_WHAT IS REQUIRED_. Copy out every line containing the word "right".

_SOURCE MATERIAL_.
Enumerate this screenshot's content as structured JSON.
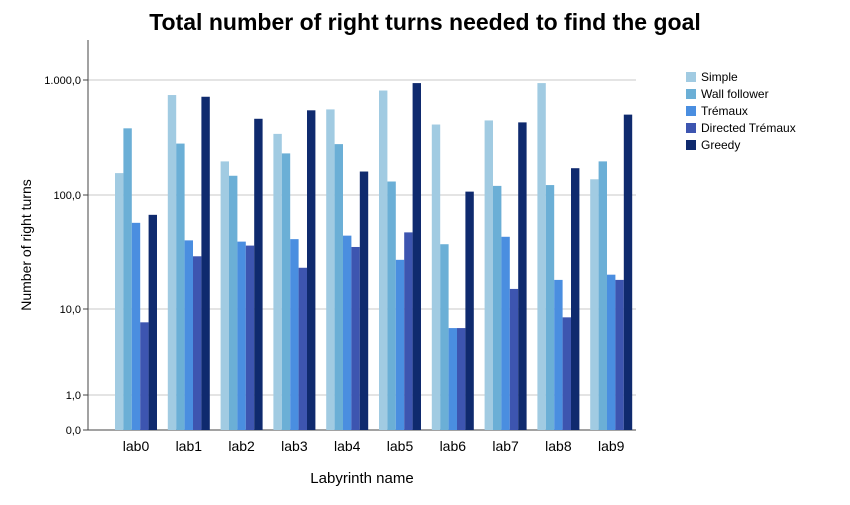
{
  "chart_data": {
    "type": "bar",
    "title": "Total number of right turns needed to find the goal",
    "xlabel": "Labyrinth name",
    "ylabel": "Number of right turns",
    "yscale": "log",
    "ylim": [
      0,
      2000
    ],
    "yticks": [
      {
        "value": 0,
        "label": "0,0"
      },
      {
        "value": 1,
        "label": "1,0"
      },
      {
        "value": 10,
        "label": "10,0"
      },
      {
        "value": 100,
        "label": "100,0"
      },
      {
        "value": 1000,
        "label": "1.000,0"
      }
    ],
    "grid": true,
    "legend_position": "right",
    "categories": [
      "lab0",
      "lab1",
      "lab2",
      "lab3",
      "lab4",
      "lab5",
      "lab6",
      "lab7",
      "lab8",
      "lab9"
    ],
    "series": [
      {
        "name": "Simple",
        "color": "#a1cbe2",
        "values": [
          155,
          740,
          196,
          340,
          555,
          810,
          410,
          445,
          940,
          137
        ]
      },
      {
        "name": "Wall follower",
        "color": "#6bafd6",
        "values": [
          380,
          280,
          147,
          230,
          277,
          131,
          37,
          120,
          122,
          196
        ]
      },
      {
        "name": "Trémaux",
        "color": "#4a8ee0",
        "values": [
          57,
          40,
          39,
          41,
          44,
          27,
          6,
          43,
          18,
          20
        ]
      },
      {
        "name": "Directed Trémaux",
        "color": "#3d55b0",
        "values": [
          7,
          29,
          36,
          23,
          35,
          47,
          6,
          15,
          8,
          18
        ]
      },
      {
        "name": "Greedy",
        "color": "#0f2a6e",
        "values": [
          67,
          715,
          460,
          545,
          160,
          940,
          107,
          428,
          171,
          500
        ]
      }
    ]
  }
}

_COMPLETE ANSWER_.
    "title": "Total number of right turns needed to find the goal",
    "ylabel": "Number of right turns",
    "legend_position": "right",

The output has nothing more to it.